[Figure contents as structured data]

━━━━━━━━━━━━━━━━━━━━━━━━━━━━━━

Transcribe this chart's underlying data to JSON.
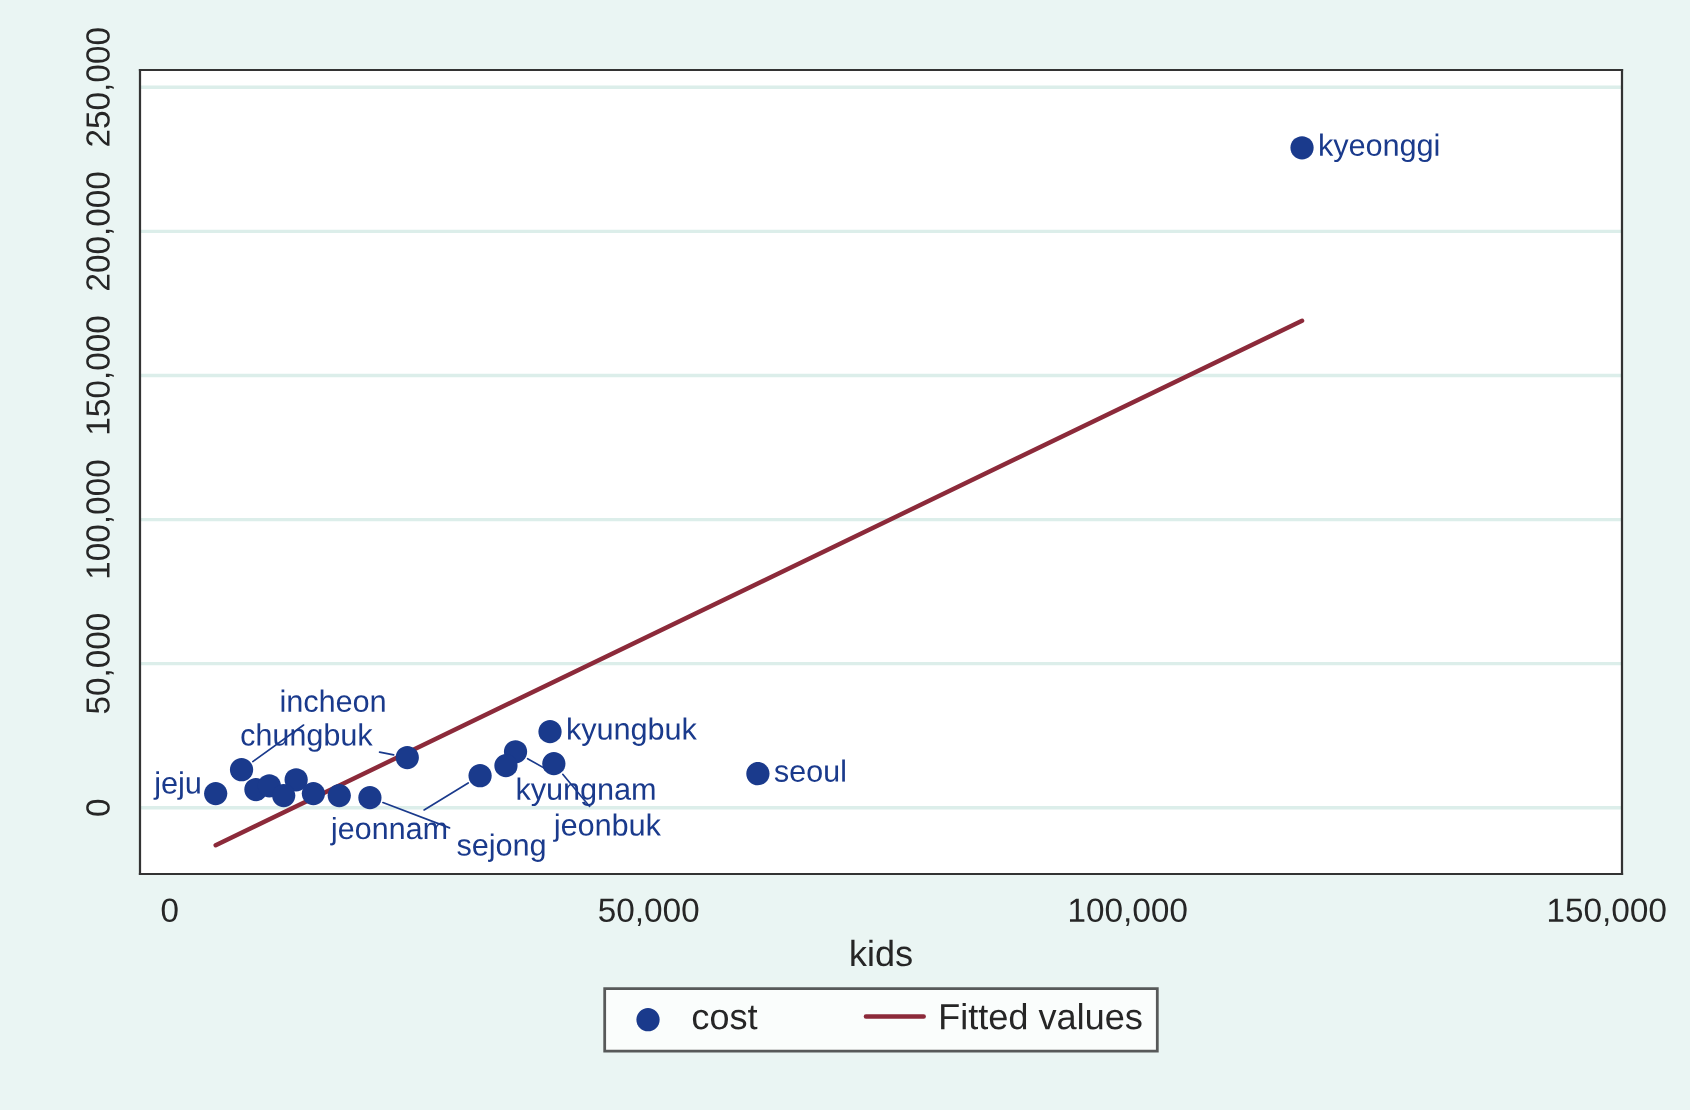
{
  "chart_data": {
    "type": "scatter",
    "xlabel": "kids",
    "xlim": [
      -3100,
      151600
    ],
    "xticks": [
      {
        "value": 0,
        "label": "0"
      },
      {
        "value": 50000,
        "label": "50,000"
      },
      {
        "value": 100000,
        "label": "100,000"
      },
      {
        "value": 150000,
        "label": "150,000"
      }
    ],
    "ylim": [
      -23000,
      256000
    ],
    "yticks": [
      {
        "value": 0,
        "label": "0"
      },
      {
        "value": 50000,
        "label": "50,000"
      },
      {
        "value": 100000,
        "label": "100,000"
      },
      {
        "value": 150000,
        "label": "150,000"
      },
      {
        "value": 200000,
        "label": "200,000"
      },
      {
        "value": 250000,
        "label": "250,000"
      }
    ],
    "grid": "y",
    "legend": "bottom",
    "series": [
      {
        "name": "cost",
        "marker": "circle",
        "color": "#1a3a8c",
        "x": [
          118200,
          61400,
          39700,
          36100,
          40100,
          35100,
          24800,
          32400,
          7500,
          4800,
          9000,
          10400,
          13200,
          11900,
          15000,
          17700,
          20900
        ],
        "values": [
          229000,
          11800,
          26400,
          19400,
          15300,
          14600,
          17400,
          11100,
          13200,
          4900,
          6300,
          7600,
          9700,
          4200,
          4900,
          4200,
          3500
        ]
      },
      {
        "name": "Fitted values",
        "type": "line",
        "color": "#8c2a3a",
        "line_style": "solid",
        "x": [
          4800,
          118200
        ],
        "values": [
          -13000,
          169000
        ]
      }
    ],
    "annotations": [
      {
        "text": "kyeonggi",
        "x": 118200,
        "y": 229000
      },
      {
        "text": "seoul",
        "x": 61400,
        "y": 11800
      },
      {
        "text": "kyungbuk",
        "x": 39700,
        "y": 26400
      },
      {
        "text": "kyungnam",
        "x": 36100,
        "y": 19400
      },
      {
        "text": "jeonbuk",
        "x": 40100,
        "y": 15300
      },
      {
        "text": "chungbuk",
        "x": 24800,
        "y": 17400
      },
      {
        "text": "jeonnam",
        "x": 32400,
        "y": 11100
      },
      {
        "text": "incheon",
        "x": 7500,
        "y": 13200
      },
      {
        "text": "sejong",
        "x": 20900,
        "y": 3500
      },
      {
        "text": "jeju",
        "x": 4800,
        "y": 4900
      }
    ]
  }
}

━━━━━━━━━━━━━━━━━━━━━━━━━━━━━━

Pull out every line containing "text".

# Full response:
        "text": "kyeonggi",
        "text": "seoul",
        "text": "kyungbuk",
        "text": "kyungnam",
        "text": "jeonbuk",
        "text": "chungbuk",
        "text": "jeonnam",
        "text": "incheon",
        "text": "sejong",
        "text": "jeju",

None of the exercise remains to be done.